Give back the entire listing verbatim.

[Source records]
■ ■ ■ ■ ■ ■ ■

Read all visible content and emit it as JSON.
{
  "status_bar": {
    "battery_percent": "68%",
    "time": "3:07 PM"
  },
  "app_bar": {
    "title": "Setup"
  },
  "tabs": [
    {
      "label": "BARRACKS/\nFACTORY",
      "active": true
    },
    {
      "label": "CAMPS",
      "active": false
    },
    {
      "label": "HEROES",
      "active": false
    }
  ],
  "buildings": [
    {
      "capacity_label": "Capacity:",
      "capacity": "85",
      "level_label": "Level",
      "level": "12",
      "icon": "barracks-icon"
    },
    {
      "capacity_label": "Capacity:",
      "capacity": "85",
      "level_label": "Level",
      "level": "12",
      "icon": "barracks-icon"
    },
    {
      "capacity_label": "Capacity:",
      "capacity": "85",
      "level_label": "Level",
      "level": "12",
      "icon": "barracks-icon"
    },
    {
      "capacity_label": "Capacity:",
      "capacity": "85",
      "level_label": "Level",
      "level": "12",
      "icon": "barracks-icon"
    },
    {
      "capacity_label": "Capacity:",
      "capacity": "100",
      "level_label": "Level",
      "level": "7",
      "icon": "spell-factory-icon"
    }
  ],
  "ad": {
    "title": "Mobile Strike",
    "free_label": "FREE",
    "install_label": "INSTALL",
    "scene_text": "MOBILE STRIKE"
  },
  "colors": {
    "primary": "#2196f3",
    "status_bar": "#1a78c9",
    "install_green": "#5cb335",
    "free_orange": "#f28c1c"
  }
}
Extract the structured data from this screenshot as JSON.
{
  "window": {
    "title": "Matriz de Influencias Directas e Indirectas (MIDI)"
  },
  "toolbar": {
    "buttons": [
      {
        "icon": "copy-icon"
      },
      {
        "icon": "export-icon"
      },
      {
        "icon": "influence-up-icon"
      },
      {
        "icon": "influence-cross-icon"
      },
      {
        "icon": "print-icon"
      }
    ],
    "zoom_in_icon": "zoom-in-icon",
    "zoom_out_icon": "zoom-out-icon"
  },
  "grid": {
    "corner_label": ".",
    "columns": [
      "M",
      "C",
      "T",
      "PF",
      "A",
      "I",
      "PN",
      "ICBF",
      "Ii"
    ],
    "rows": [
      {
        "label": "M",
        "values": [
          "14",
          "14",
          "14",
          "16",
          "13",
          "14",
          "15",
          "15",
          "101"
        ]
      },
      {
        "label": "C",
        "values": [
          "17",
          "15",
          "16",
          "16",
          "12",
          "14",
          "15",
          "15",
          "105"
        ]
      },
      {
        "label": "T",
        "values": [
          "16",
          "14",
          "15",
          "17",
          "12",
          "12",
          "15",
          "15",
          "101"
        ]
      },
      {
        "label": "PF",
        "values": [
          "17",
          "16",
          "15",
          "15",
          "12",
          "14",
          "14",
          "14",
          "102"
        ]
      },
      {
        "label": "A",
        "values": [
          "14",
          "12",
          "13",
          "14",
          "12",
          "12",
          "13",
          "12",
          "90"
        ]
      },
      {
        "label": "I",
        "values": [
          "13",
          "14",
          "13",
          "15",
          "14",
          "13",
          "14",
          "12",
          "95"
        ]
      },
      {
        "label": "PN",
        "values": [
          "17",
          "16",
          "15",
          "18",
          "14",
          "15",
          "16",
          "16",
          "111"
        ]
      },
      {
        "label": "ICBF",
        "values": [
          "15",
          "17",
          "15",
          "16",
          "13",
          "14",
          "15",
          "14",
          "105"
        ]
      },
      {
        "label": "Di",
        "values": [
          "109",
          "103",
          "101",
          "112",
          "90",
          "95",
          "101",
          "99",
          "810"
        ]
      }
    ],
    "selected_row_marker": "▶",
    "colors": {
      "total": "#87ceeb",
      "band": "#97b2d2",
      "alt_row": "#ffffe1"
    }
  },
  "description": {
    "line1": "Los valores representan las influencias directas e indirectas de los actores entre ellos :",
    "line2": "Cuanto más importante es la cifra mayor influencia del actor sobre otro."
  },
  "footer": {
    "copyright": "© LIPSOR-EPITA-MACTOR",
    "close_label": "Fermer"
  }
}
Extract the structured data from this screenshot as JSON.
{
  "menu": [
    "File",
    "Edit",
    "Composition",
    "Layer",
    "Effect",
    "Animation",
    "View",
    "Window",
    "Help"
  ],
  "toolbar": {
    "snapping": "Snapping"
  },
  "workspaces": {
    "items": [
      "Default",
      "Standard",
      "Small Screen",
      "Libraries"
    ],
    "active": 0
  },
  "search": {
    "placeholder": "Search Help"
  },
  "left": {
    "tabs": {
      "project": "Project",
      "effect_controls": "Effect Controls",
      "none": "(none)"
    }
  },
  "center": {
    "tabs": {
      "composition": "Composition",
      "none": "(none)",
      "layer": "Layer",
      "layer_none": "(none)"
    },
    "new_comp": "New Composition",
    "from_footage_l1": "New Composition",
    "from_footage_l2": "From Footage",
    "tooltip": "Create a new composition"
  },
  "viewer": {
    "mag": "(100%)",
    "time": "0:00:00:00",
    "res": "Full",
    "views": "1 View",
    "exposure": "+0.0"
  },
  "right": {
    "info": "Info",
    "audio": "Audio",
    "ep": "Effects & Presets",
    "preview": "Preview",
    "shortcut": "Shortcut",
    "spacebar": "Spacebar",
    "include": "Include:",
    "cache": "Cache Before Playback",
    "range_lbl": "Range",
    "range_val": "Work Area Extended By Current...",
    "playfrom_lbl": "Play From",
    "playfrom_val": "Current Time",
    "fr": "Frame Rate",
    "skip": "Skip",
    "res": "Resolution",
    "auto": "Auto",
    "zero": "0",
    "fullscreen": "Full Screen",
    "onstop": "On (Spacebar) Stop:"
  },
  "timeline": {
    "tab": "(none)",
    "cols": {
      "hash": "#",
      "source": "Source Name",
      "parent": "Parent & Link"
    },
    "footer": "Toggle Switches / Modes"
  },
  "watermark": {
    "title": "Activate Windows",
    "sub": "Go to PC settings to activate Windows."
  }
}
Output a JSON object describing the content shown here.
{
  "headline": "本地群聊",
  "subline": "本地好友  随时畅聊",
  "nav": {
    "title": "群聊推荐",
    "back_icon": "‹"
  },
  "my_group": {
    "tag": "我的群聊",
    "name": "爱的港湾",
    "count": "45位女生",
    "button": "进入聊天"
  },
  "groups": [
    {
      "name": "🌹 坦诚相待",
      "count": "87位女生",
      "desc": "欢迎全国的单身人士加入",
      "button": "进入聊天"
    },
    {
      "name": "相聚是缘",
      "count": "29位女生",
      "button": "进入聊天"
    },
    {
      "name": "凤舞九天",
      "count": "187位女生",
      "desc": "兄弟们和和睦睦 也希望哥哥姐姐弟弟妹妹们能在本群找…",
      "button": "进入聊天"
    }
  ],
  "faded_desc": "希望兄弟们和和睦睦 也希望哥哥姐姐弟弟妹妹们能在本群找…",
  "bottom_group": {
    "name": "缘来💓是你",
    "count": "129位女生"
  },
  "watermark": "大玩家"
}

■ ■ ■ ■ ■ ■ ■

**Exercise answer:**
Read all visible content and emit it as JSON.
{
  "status_bar": {
    "battery_percent": "68%",
    "time": "3:07 PM"
  },
  "app_bar": {
    "title": "Setup"
  },
  "tabs": [
    {
      "label": "BARRACKS/\nFACTORY",
      "active": true
    },
    {
      "label": "CAMPS",
      "active": false
    },
    {
      "label": "HEROES",
      "active": false
    }
  ],
  "buildings": [
    {
      "capacity_label": "Capacity:",
      "capacity": "85",
      "level_label": "Level",
      "level": "12",
      "icon": "barracks-icon"
    },
    {
      "capacity_label": "Capacity:",
      "capacity": "85",
      "level_label": "Level",
      "level": "12",
      "icon": "barracks-icon"
    },
    {
      "capacity_label": "Capacity:",
      "capacity": "85",
      "level_label": "Level",
      "level": "12",
      "icon": "barracks-icon"
    },
    {
      "capacity_label": "Capacity:",
      "capacity": "85",
      "level_label": "Level",
      "level": "12",
      "icon": "barracks-icon"
    },
    {
      "capacity_label": "Capacity:",
      "capacity": "100",
      "level_label": "Level",
      "level": "7",
      "icon": "spell-factory-icon"
    }
  ],
  "ad": {
    "title": "Mobile Strike",
    "free_label": "FREE",
    "install_label": "INSTALL",
    "scene_text": "MOBILE STRIKE"
  },
  "colors": {
    "primary": "#2196f3",
    "status_bar": "#1a78c9",
    "install_green": "#5cb335",
    "free_orange": "#f28c1c"
  }
}
Extract the structured data from this screenshot as JSON.
{
  "window": {
    "title": "Matriz de Influencias Directas e Indirectas (MIDI)"
  },
  "toolbar": {
    "buttons": [
      {
        "icon": "copy-icon"
      },
      {
        "icon": "export-icon"
      },
      {
        "icon": "influence-up-icon"
      },
      {
        "icon": "influence-cross-icon"
      },
      {
        "icon": "print-icon"
      }
    ],
    "zoom_in_icon": "zoom-in-icon",
    "zoom_out_icon": "zoom-out-icon"
  },
  "grid": {
    "corner_label": ".",
    "columns": [
      "M",
      "C",
      "T",
      "PF",
      "A",
      "I",
      "PN",
      "ICBF",
      "Ii"
    ],
    "rows": [
      {
        "label": "M",
        "values": [
          "14",
          "14",
          "14",
          "16",
          "13",
          "14",
          "15",
          "15",
          "101"
        ]
      },
      {
        "label": "C",
        "values": [
          "17",
          "15",
          "16",
          "16",
          "12",
          "14",
          "15",
          "15",
          "105"
        ]
      },
      {
        "label": "T",
        "values": [
          "16",
          "14",
          "15",
          "17",
          "12",
          "12",
          "15",
          "15",
          "101"
        ]
      },
      {
        "label": "PF",
        "values": [
          "17",
          "16",
          "15",
          "15",
          "12",
          "14",
          "14",
          "14",
          "102"
        ]
      },
      {
        "label": "A",
        "values": [
          "14",
          "12",
          "13",
          "14",
          "12",
          "12",
          "13",
          "12",
          "90"
        ]
      },
      {
        "label": "I",
        "values": [
          "13",
          "14",
          "13",
          "15",
          "14",
          "13",
          "14",
          "12",
          "95"
        ]
      },
      {
        "label": "PN",
        "values": [
          "17",
          "16",
          "15",
          "18",
          "14",
          "15",
          "16",
          "16",
          "111"
        ]
      },
      {
        "label": "ICBF",
        "values": [
          "15",
          "17",
          "15",
          "16",
          "13",
          "14",
          "15",
          "14",
          "105"
        ]
      },
      {
        "label": "Di",
        "values": [
          "109",
          "103",
          "101",
          "112",
          "90",
          "95",
          "101",
          "99",
          "810"
        ]
      }
    ],
    "selected_row_marker": "▶",
    "colors": {
      "total": "#87ceeb",
      "band": "#97b2d2",
      "alt_row": "#ffffe1"
    }
  },
  "description": {
    "line1": "Los valores representan las influencias directas e indirectas de los actores entre ellos :",
    "line2": "Cuanto más importante es la cifra mayor influencia del actor sobre otro."
  },
  "footer": {
    "copyright": "© LIPSOR-EPITA-MACTOR",
    "close_label": "Fermer"
  }
}
Extract the structured data from this screenshot as JSON.
{
  "menu": [
    "File",
    "Edit",
    "Composition",
    "Layer",
    "Effect",
    "Animation",
    "View",
    "Window",
    "Help"
  ],
  "toolbar": {
    "snapping": "Snapping"
  },
  "workspaces": {
    "items": [
      "Default",
      "Standard",
      "Small Screen",
      "Libraries"
    ],
    "active": 0
  },
  "search": {
    "placeholder": "Search Help"
  },
  "left": {
    "tabs": {
      "project": "Project",
      "effect_controls": "Effect Controls",
      "none": "(none)"
    }
  },
  "center": {
    "tabs": {
      "composition": "Composition",
      "none": "(none)",
      "layer": "Layer",
      "layer_none": "(none)"
    },
    "new_comp": "New Composition",
    "from_footage_l1": "New Composition",
    "from_footage_l2": "From Footage",
    "tooltip": "Create a new composition"
  },
  "viewer": {
    "mag": "(100%)",
    "time": "0:00:00:00",
    "res": "Full",
    "views": "1 View",
    "exposure": "+0.0"
  },
  "right": {
    "info": "Info",
    "audio": "Audio",
    "ep": "Effects & Presets",
    "preview": "Preview",
    "shortcut": "Shortcut",
    "spacebar": "Spacebar",
    "include": "Include:",
    "cache": "Cache Before Playback",
    "range_lbl": "Range",
    "range_val": "Work Area Extended By Current...",
    "playfrom_lbl": "Play From",
    "playfrom_val": "Current Time",
    "fr": "Frame Rate",
    "skip": "Skip",
    "res": "Resolution",
    "auto": "Auto",
    "zero": "0",
    "fullscreen": "Full Screen",
    "onstop": "On (Spacebar) Stop:"
  },
  "timeline": {
    "tab": "(none)",
    "cols": {
      "hash": "#",
      "source": "Source Name",
      "parent": "Parent & Link"
    },
    "footer": "Toggle Switches / Modes"
  },
  "watermark": {
    "title": "Activate Windows",
    "sub": "Go to PC settings to activate Windows."
  }
}
Output a JSON object describing the content shown here.
{
  "headline": "本地群聊",
  "subline": "本地好友  随时畅聊",
  "nav": {
    "title": "群聊推荐",
    "back_icon": "‹"
  },
  "my_group": {
    "tag": "我的群聊",
    "name": "爱的港湾",
    "count": "45位女生",
    "button": "进入聊天"
  },
  "groups": [
    {
      "name": "🌹 坦诚相待",
      "count": "87位女生",
      "desc": "欢迎全国的单身人士加入",
      "button": "进入聊天"
    },
    {
      "name": "相聚是缘",
      "count": "29位女生",
      "button": "进入聊天"
    },
    {
      "name": "凤舞九天",
      "count": "187位女生",
      "desc": "兄弟们和和睦睦 也希望哥哥姐姐弟弟妹妹们能在本群找…",
      "button": "进入聊天"
    }
  ],
  "faded_desc": "希望兄弟们和和睦睦 也希望哥哥姐姐弟弟妹妹们能在本群找…",
  "bottom_group": {
    "name": "缘来💓是你",
    "count": "129位女生"
  },
  "watermark": "大玩家"
}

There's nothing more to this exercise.